Please turn every line of the records below into a numbered list, leaving out blank lines.

---

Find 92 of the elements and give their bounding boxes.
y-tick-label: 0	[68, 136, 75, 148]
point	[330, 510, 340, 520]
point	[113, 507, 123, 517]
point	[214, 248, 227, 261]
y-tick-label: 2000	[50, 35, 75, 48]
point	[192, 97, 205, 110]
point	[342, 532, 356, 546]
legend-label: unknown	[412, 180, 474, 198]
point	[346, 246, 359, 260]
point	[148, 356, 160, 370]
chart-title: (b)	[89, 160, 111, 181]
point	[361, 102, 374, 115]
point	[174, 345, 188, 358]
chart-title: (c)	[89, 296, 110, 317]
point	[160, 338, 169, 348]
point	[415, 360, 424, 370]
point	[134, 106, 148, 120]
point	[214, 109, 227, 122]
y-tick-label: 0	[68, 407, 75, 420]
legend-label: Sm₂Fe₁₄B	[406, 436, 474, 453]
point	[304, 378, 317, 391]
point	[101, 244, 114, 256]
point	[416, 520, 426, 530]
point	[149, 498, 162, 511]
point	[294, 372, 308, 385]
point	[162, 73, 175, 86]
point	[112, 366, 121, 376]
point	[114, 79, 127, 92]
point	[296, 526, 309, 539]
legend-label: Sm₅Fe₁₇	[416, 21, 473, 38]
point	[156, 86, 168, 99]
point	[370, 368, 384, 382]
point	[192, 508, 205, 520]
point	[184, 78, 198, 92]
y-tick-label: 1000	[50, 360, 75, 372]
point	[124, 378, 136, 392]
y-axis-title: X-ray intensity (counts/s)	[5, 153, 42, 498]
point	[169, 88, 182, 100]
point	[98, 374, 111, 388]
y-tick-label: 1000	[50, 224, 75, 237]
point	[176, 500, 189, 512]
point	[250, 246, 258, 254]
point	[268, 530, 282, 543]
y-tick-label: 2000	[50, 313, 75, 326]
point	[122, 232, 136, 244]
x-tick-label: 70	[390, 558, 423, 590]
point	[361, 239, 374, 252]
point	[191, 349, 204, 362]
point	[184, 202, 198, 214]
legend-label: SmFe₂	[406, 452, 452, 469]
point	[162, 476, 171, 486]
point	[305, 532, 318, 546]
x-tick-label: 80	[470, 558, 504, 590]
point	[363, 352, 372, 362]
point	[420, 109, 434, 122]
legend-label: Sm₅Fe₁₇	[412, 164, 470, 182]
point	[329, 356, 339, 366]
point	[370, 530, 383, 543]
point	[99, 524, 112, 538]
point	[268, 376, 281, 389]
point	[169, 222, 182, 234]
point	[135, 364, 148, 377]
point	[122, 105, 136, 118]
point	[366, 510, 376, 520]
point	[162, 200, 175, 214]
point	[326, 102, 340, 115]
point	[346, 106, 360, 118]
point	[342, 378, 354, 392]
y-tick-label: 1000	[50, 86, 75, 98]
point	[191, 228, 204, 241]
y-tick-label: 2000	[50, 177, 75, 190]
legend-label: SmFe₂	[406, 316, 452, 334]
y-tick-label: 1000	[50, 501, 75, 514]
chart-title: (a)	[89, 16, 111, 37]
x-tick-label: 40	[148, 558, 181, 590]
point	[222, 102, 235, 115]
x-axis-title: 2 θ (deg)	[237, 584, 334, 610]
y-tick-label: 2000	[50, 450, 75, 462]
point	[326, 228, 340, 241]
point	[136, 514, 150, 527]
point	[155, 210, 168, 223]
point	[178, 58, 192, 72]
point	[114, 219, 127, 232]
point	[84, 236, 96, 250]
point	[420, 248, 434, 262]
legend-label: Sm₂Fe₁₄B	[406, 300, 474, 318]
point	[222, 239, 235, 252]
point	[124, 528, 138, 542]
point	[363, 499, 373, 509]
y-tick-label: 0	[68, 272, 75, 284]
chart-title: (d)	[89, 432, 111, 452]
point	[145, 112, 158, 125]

---

Answer to this exercise:
1. Find 92 of the elements and give their bounding boxes.
2. y-tick-label: 0	[68, 136, 75, 148]
3. point	[330, 510, 340, 520]
4. point	[113, 507, 123, 517]
5. point	[214, 248, 227, 261]
6. y-tick-label: 2000	[50, 35, 75, 48]
7. point	[192, 97, 205, 110]
8. point	[342, 532, 356, 546]
9. legend-label: unknown	[412, 180, 474, 198]
10. point	[346, 246, 359, 260]
11. point	[148, 356, 160, 370]
12. chart-title: (b)	[89, 160, 111, 181]
13. point	[361, 102, 374, 115]
14. point	[174, 345, 188, 358]
15. chart-title: (c)	[89, 296, 110, 317]
16. point	[160, 338, 169, 348]
17. point	[415, 360, 424, 370]
18. point	[134, 106, 148, 120]
19. point	[214, 109, 227, 122]
20. y-tick-label: 0	[68, 407, 75, 420]
21. legend-label: Sm₂Fe₁₄B	[406, 436, 474, 453]
22. point	[304, 378, 317, 391]
23. point	[101, 244, 114, 256]
24. point	[416, 520, 426, 530]
25. point	[149, 498, 162, 511]
26. point	[294, 372, 308, 385]
27. point	[162, 73, 175, 86]
28. point	[112, 366, 121, 376]
29. point	[114, 79, 127, 92]
30. point	[296, 526, 309, 539]
31. legend-label: Sm₅Fe₁₇	[416, 21, 473, 38]
32. point	[156, 86, 168, 99]
33. point	[370, 368, 384, 382]
34. point	[192, 508, 205, 520]
35. point	[184, 78, 198, 92]
36. y-tick-label: 1000	[50, 360, 75, 372]
37. point	[124, 378, 136, 392]
38. y-axis-title: X-ray intensity (counts/s)	[5, 153, 42, 498]
39. point	[169, 88, 182, 100]
40. point	[98, 374, 111, 388]
41. y-tick-label: 1000	[50, 224, 75, 237]
42. point	[176, 500, 189, 512]
43. point	[250, 246, 258, 254]
44. point	[268, 530, 282, 543]
45. y-tick-label: 2000	[50, 313, 75, 326]
46. point	[122, 232, 136, 244]
47. x-tick-label: 70	[390, 558, 423, 590]
48. point	[361, 239, 374, 252]
49. point	[191, 349, 204, 362]
50. point	[184, 202, 198, 214]
51. legend-label: SmFe₂	[406, 452, 452, 469]
52. point	[162, 476, 171, 486]
53. point	[305, 532, 318, 546]
54. x-tick-label: 80	[470, 558, 504, 590]
55. point	[363, 352, 372, 362]
56. point	[420, 109, 434, 122]
57. legend-label: Sm₅Fe₁₇	[412, 164, 470, 182]
58. point	[329, 356, 339, 366]
59. point	[370, 530, 383, 543]
60. point	[99, 524, 112, 538]
61. point	[268, 376, 281, 389]
62. point	[169, 222, 182, 234]
63. point	[135, 364, 148, 377]
64. point	[122, 105, 136, 118]
65. point	[366, 510, 376, 520]
66. point	[162, 200, 175, 214]
67. point	[326, 102, 340, 115]
68. point	[346, 106, 360, 118]
69. point	[342, 378, 354, 392]
70. y-tick-label: 1000	[50, 86, 75, 98]
71. point	[191, 228, 204, 241]
72. y-tick-label: 2000	[50, 177, 75, 190]
73. legend-label: SmFe₂	[406, 316, 452, 334]
74. y-tick-label: 1000	[50, 501, 75, 514]
75. chart-title: (a)	[89, 16, 111, 37]
76. x-tick-label: 40	[148, 558, 181, 590]
77. point	[222, 102, 235, 115]
78. x-axis-title: 2 θ (deg)	[237, 584, 334, 610]
79. y-tick-label: 2000	[50, 450, 75, 462]
80. point	[326, 228, 340, 241]
81. point	[136, 514, 150, 527]
82. point	[155, 210, 168, 223]
83. point	[178, 58, 192, 72]
84. point	[114, 219, 127, 232]
85. point	[84, 236, 96, 250]
86. point	[420, 248, 434, 262]
87. legend-label: Sm₂Fe₁₄B	[406, 300, 474, 318]
88. point	[222, 239, 235, 252]
89. point	[124, 528, 138, 542]
90. point	[363, 499, 373, 509]
91. y-tick-label: 0	[68, 272, 75, 284]
92. chart-title: (d)	[89, 432, 111, 452]
93. point	[145, 112, 158, 125]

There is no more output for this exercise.